What this task involves »
In the entries, find all lines that hold the word "pada" and copy them.

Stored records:
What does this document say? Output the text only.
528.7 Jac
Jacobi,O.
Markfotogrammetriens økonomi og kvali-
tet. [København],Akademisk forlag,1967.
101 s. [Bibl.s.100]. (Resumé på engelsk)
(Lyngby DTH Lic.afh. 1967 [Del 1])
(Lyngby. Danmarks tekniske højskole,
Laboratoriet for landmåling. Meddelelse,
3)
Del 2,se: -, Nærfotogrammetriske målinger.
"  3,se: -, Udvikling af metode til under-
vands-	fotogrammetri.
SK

==

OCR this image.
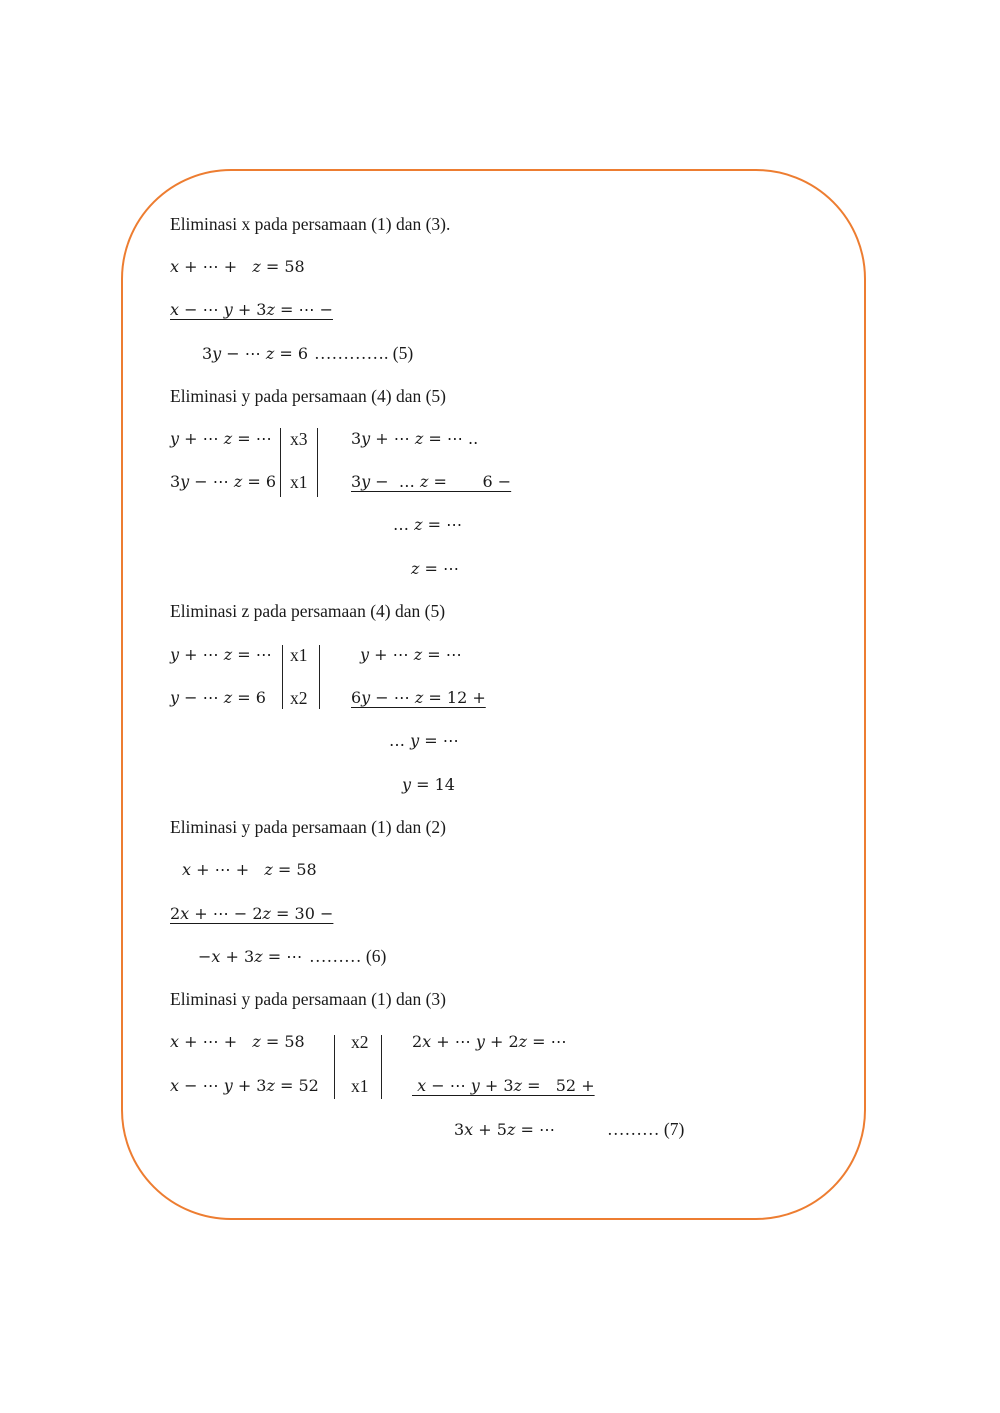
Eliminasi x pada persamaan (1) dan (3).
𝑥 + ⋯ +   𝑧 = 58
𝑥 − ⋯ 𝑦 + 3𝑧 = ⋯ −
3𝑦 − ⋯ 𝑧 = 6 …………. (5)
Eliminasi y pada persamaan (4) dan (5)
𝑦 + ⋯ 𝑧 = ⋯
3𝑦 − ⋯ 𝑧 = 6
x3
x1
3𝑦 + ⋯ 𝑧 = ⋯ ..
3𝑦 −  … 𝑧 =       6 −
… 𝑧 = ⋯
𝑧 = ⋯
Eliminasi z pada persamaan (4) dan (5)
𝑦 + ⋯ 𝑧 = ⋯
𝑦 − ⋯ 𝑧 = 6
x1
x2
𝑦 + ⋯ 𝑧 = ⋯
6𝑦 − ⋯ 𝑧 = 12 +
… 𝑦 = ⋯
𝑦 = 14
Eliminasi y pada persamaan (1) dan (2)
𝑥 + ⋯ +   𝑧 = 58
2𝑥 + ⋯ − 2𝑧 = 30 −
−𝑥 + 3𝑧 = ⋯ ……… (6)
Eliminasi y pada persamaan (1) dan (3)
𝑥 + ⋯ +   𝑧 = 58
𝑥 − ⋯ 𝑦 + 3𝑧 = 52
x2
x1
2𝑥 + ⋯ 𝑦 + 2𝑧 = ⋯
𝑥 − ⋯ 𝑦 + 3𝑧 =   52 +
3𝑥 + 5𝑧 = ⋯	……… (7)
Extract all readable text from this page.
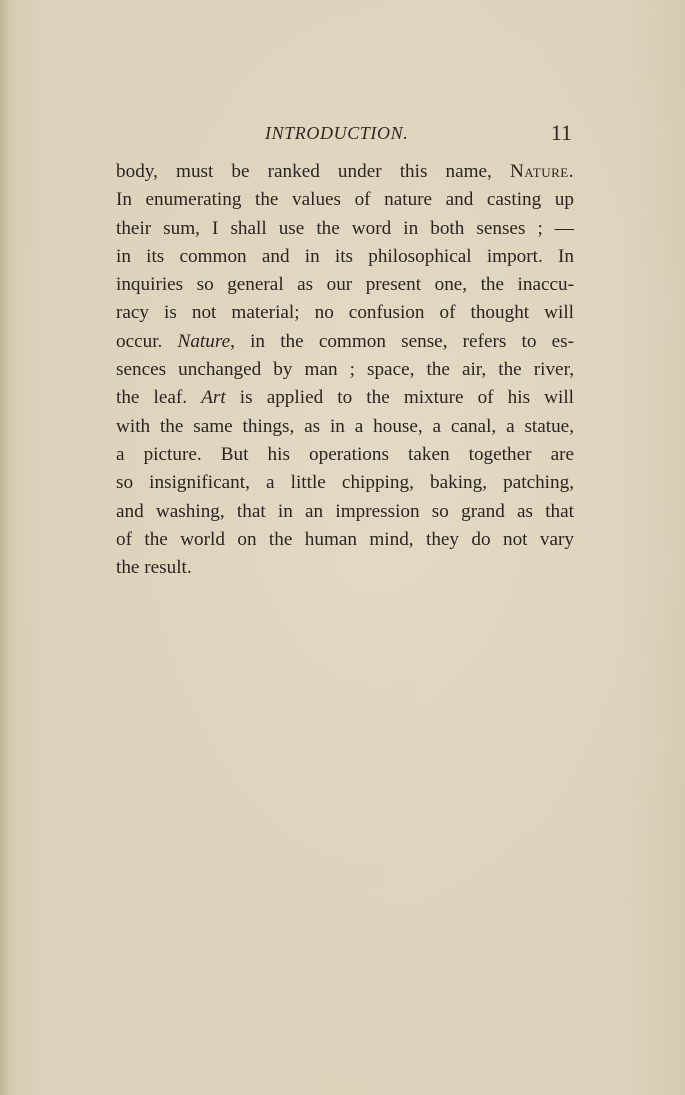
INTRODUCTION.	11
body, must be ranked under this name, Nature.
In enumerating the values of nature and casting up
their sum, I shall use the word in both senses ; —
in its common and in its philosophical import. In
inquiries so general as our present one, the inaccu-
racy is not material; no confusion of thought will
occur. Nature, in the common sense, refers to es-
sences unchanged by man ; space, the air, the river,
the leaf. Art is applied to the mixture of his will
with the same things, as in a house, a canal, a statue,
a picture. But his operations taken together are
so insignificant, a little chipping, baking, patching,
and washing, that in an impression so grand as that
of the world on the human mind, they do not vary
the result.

Written solution »
Eliminasi x pada persamaan (1) dan (3).
Eliminasi y pada persamaan (4) dan (5)
Eliminasi z pada persamaan (4) dan (5)
Eliminasi y pada persamaan (1) dan (2)
Eliminasi y pada persamaan (1) dan (3)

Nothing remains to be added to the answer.